# DATASET

=====

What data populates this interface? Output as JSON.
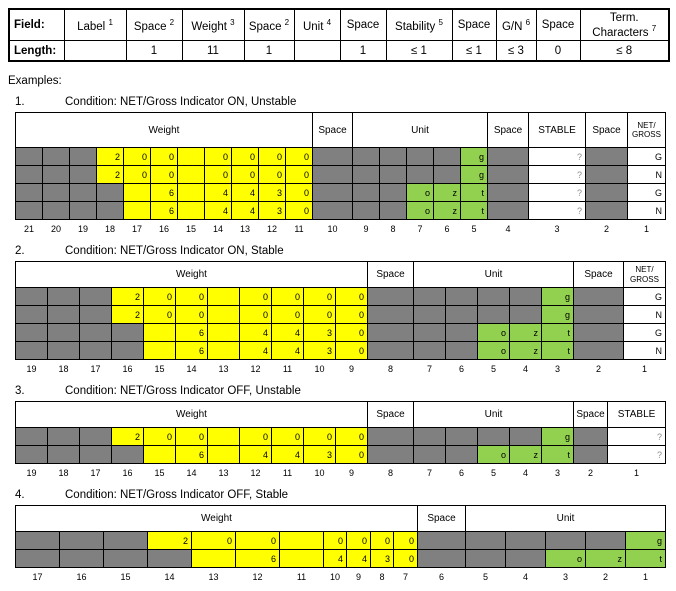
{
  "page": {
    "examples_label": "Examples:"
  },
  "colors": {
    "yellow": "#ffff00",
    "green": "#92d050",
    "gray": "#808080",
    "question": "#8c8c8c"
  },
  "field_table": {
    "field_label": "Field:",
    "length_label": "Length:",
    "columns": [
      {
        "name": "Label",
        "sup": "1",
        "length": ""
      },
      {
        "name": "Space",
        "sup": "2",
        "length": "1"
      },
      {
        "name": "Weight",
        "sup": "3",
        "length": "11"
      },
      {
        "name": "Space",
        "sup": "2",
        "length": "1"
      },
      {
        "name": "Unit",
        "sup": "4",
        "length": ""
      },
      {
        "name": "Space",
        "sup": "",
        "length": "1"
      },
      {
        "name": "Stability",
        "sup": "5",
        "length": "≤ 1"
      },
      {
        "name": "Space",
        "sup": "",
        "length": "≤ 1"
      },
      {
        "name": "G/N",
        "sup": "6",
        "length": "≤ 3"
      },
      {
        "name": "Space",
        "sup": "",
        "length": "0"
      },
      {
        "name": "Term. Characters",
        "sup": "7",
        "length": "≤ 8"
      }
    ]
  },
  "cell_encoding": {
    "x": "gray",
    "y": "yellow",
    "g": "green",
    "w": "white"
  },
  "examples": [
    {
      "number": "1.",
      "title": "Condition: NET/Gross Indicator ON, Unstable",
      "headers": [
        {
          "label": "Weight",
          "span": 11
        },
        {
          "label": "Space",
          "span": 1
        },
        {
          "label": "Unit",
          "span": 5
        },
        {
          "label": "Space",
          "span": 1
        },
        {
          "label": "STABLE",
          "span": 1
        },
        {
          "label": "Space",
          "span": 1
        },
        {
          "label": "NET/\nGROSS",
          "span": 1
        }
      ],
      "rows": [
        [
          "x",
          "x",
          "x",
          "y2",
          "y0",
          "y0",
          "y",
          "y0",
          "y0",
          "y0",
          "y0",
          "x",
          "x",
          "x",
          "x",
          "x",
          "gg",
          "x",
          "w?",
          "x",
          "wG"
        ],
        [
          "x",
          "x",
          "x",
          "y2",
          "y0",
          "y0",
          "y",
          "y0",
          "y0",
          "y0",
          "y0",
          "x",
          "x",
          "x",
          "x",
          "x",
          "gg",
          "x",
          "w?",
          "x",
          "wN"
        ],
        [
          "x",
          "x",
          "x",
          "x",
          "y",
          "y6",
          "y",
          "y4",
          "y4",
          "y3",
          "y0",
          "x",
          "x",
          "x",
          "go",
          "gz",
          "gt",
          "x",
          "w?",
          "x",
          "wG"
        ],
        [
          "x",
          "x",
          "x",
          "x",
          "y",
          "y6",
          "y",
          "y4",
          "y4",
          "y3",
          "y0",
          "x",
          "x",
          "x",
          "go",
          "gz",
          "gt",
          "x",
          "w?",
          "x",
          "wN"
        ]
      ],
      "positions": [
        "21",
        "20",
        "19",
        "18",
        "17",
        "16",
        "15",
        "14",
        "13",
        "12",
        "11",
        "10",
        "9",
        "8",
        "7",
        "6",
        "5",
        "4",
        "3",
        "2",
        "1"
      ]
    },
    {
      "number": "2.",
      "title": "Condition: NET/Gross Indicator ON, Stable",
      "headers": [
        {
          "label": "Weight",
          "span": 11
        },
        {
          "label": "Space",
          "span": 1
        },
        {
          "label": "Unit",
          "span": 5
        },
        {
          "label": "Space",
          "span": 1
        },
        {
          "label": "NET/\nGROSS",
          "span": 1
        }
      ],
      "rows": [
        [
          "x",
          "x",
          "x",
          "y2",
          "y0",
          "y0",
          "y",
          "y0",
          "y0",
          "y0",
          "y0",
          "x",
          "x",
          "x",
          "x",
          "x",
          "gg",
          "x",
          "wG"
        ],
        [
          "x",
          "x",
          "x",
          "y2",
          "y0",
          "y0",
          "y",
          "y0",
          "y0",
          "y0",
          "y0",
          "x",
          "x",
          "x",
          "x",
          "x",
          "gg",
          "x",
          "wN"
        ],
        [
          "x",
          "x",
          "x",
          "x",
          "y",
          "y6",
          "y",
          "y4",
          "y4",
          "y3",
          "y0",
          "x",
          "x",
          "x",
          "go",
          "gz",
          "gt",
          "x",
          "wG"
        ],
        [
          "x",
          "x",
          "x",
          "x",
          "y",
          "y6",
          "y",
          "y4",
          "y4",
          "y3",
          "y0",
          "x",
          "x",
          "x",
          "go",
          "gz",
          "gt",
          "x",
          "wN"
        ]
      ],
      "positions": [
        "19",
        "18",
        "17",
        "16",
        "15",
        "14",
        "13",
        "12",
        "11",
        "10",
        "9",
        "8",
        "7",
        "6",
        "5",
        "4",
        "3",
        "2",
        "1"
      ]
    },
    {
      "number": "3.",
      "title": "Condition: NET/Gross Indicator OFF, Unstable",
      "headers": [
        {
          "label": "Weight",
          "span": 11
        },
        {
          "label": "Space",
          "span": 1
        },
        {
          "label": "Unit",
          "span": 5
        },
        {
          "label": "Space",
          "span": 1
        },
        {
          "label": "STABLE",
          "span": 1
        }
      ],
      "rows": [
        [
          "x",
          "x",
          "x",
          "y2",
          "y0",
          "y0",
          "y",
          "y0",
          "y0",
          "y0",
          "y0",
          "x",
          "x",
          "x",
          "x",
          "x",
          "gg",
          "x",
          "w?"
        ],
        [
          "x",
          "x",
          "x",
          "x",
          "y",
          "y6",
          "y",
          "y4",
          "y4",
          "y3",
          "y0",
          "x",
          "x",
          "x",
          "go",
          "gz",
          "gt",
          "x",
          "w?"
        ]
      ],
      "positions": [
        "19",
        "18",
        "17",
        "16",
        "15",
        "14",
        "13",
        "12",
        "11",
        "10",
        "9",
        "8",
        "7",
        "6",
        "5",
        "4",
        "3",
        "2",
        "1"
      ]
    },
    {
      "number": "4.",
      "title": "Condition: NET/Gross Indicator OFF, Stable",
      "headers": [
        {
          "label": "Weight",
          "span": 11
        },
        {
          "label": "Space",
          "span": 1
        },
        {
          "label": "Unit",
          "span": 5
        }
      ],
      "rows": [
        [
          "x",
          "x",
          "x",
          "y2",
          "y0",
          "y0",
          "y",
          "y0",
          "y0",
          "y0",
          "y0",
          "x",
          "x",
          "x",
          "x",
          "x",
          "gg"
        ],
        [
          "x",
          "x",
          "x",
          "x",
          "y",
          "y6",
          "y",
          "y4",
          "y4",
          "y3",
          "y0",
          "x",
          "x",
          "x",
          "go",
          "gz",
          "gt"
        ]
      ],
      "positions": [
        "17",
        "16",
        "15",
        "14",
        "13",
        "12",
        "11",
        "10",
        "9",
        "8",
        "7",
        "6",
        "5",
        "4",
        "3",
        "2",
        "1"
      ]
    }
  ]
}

=====

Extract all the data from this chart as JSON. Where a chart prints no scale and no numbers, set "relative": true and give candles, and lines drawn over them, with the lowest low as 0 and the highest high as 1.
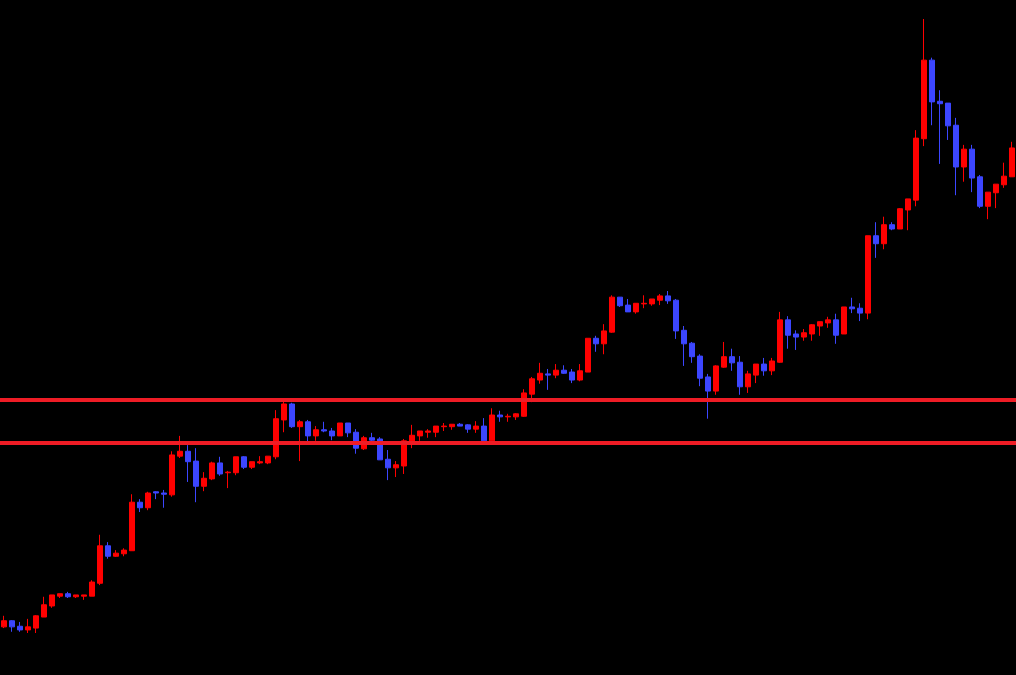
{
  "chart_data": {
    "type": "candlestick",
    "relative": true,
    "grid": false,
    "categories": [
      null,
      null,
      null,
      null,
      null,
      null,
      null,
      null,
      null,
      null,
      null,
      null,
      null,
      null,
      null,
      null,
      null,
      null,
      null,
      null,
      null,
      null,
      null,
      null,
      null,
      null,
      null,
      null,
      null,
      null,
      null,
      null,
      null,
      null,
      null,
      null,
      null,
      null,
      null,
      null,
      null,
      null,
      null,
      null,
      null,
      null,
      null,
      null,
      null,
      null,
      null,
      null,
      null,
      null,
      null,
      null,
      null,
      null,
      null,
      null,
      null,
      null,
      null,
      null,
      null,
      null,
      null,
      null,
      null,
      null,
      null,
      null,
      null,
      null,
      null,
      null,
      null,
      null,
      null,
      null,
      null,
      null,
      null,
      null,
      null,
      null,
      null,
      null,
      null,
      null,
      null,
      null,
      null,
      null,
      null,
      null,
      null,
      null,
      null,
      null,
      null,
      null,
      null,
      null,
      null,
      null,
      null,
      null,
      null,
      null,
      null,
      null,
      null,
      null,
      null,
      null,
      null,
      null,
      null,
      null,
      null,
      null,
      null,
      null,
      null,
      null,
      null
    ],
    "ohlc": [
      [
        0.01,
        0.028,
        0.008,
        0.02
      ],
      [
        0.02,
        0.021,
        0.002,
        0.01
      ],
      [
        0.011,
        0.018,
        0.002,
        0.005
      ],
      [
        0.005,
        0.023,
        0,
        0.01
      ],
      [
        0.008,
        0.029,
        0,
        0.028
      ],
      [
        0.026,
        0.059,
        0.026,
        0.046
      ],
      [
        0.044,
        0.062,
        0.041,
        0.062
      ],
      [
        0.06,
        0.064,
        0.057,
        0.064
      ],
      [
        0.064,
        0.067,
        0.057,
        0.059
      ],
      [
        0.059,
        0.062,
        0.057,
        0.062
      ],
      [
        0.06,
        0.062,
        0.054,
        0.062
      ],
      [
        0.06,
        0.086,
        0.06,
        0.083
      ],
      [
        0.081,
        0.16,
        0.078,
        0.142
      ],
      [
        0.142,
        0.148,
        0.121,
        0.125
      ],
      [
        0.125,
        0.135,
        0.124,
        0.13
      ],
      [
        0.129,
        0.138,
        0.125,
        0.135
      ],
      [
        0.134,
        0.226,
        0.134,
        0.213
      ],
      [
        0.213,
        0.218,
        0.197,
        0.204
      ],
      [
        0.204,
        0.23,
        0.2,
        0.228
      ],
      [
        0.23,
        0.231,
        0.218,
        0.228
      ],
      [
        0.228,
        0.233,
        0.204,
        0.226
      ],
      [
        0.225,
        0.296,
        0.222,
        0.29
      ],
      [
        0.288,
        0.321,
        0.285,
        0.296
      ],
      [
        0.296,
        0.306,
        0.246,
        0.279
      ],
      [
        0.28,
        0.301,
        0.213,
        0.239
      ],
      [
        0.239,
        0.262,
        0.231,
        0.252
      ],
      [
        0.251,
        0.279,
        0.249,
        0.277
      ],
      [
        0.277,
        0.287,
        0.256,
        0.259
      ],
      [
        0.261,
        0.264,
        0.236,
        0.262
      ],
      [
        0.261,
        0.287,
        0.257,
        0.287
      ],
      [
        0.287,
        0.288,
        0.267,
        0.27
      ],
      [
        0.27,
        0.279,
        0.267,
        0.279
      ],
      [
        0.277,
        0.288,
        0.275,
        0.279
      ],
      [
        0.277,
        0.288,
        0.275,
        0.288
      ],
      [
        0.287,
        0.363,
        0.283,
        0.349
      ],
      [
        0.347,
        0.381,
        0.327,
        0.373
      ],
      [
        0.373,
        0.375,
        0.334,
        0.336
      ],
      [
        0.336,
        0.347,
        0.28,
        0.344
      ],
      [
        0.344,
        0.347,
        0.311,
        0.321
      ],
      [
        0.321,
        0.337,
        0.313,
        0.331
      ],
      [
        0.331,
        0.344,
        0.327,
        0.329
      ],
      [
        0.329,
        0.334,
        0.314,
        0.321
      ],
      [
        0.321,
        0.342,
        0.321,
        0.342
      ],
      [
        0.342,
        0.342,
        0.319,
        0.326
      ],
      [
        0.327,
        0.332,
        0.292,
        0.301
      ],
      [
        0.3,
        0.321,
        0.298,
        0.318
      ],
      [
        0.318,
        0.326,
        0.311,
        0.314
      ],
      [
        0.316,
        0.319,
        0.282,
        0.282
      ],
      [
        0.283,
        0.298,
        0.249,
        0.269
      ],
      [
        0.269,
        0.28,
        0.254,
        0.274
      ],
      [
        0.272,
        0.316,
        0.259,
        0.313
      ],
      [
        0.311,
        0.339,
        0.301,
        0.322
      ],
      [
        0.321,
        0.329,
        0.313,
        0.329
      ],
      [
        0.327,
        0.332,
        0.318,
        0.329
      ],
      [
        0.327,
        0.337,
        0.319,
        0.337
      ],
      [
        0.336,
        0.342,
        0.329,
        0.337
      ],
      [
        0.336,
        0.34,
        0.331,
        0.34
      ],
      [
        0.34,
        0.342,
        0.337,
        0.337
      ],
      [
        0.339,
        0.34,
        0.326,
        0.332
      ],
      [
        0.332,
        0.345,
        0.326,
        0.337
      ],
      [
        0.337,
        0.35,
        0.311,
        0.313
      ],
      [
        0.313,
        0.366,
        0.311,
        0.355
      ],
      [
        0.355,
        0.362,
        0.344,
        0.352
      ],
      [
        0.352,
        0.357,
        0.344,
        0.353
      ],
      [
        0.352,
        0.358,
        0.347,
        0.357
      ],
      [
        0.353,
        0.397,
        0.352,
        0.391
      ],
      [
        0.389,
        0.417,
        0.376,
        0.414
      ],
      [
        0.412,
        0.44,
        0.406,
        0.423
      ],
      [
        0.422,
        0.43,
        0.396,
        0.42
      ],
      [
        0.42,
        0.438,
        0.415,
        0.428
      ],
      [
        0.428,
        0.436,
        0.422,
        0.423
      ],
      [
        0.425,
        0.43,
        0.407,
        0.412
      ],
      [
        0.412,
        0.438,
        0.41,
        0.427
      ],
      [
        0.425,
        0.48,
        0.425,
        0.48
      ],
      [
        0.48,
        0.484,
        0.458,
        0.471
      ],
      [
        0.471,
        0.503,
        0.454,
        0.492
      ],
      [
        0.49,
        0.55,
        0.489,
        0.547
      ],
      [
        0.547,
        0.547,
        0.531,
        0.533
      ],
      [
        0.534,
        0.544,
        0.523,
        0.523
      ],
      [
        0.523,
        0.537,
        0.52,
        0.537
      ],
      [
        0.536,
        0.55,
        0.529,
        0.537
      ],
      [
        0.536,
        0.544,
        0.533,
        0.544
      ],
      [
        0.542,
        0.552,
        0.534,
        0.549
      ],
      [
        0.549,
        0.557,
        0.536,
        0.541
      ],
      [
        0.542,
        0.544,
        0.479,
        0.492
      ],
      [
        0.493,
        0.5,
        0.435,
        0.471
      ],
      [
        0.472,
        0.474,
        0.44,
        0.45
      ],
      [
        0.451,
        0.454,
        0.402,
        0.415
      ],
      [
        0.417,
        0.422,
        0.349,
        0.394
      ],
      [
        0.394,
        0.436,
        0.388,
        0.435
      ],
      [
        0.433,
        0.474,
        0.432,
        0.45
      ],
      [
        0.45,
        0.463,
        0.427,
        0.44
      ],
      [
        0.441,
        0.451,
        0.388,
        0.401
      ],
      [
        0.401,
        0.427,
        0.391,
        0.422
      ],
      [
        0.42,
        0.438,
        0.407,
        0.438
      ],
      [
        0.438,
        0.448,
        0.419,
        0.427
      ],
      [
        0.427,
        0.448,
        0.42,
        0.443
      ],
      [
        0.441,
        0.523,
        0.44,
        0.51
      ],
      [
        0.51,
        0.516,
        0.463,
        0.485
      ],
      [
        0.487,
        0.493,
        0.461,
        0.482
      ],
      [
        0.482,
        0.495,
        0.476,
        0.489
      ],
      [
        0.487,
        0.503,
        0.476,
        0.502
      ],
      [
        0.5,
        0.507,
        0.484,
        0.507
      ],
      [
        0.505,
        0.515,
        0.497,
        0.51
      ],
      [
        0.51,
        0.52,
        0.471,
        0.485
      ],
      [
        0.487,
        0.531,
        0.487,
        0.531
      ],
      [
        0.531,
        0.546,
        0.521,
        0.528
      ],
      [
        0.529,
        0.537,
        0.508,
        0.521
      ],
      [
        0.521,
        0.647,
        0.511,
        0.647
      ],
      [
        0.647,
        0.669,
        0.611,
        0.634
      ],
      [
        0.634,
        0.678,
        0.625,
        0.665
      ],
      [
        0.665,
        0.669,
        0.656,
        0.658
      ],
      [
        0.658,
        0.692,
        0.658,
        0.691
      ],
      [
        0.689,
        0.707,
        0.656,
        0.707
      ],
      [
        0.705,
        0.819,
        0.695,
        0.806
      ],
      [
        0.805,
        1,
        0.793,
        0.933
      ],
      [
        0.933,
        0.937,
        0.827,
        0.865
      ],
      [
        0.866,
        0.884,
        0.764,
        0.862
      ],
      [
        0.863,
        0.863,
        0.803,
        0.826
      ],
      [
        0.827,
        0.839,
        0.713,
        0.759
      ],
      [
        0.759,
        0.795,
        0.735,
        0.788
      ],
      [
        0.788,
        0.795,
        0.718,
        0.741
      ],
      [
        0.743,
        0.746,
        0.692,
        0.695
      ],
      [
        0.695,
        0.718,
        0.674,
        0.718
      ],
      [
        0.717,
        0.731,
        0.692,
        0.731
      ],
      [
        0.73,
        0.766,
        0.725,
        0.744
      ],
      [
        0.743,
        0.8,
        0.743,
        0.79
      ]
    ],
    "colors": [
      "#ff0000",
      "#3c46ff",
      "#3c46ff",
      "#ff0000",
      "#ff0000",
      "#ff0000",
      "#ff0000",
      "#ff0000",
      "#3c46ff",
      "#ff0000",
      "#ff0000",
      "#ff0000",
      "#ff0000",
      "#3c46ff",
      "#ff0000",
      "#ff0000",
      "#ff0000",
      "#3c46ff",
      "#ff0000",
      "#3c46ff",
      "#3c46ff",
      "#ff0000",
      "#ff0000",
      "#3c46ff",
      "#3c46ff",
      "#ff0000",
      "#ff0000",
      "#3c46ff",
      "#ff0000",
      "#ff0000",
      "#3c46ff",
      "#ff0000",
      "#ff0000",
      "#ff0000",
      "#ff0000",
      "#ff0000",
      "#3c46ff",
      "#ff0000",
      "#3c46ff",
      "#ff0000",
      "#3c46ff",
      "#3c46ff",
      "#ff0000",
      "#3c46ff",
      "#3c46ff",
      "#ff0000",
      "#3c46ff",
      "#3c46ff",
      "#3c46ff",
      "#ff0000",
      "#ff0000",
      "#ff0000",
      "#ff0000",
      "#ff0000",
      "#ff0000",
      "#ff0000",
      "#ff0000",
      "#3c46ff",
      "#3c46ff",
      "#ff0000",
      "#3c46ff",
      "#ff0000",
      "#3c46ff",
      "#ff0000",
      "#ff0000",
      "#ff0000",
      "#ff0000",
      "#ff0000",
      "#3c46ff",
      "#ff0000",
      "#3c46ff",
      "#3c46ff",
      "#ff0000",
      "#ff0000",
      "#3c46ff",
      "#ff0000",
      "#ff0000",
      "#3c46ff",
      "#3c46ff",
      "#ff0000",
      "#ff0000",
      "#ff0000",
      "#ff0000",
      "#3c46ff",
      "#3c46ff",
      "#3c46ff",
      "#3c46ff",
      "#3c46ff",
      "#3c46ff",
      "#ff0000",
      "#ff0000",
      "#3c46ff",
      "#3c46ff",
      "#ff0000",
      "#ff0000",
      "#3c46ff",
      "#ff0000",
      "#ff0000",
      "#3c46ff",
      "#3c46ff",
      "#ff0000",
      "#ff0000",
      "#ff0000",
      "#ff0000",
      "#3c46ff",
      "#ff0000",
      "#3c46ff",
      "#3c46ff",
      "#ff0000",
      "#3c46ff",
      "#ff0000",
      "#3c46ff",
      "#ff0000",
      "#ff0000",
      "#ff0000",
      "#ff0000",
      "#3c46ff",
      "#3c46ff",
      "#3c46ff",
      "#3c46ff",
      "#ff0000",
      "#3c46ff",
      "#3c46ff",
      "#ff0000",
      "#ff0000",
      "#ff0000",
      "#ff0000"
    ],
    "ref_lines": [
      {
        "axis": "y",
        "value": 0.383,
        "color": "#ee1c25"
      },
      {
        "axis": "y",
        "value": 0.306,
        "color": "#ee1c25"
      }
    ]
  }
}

=====

Go through the records above, find every line with the word "JSON", and list those lines.

# TASK ANSWER
What data populates this interface? Output as JSON.
Extract all the data from this chart as JSON. Where a chart prints no scale and no numbers, set "relative": true and give candles, and lines drawn over them, with the lowest low as 0 and the highest high as 1.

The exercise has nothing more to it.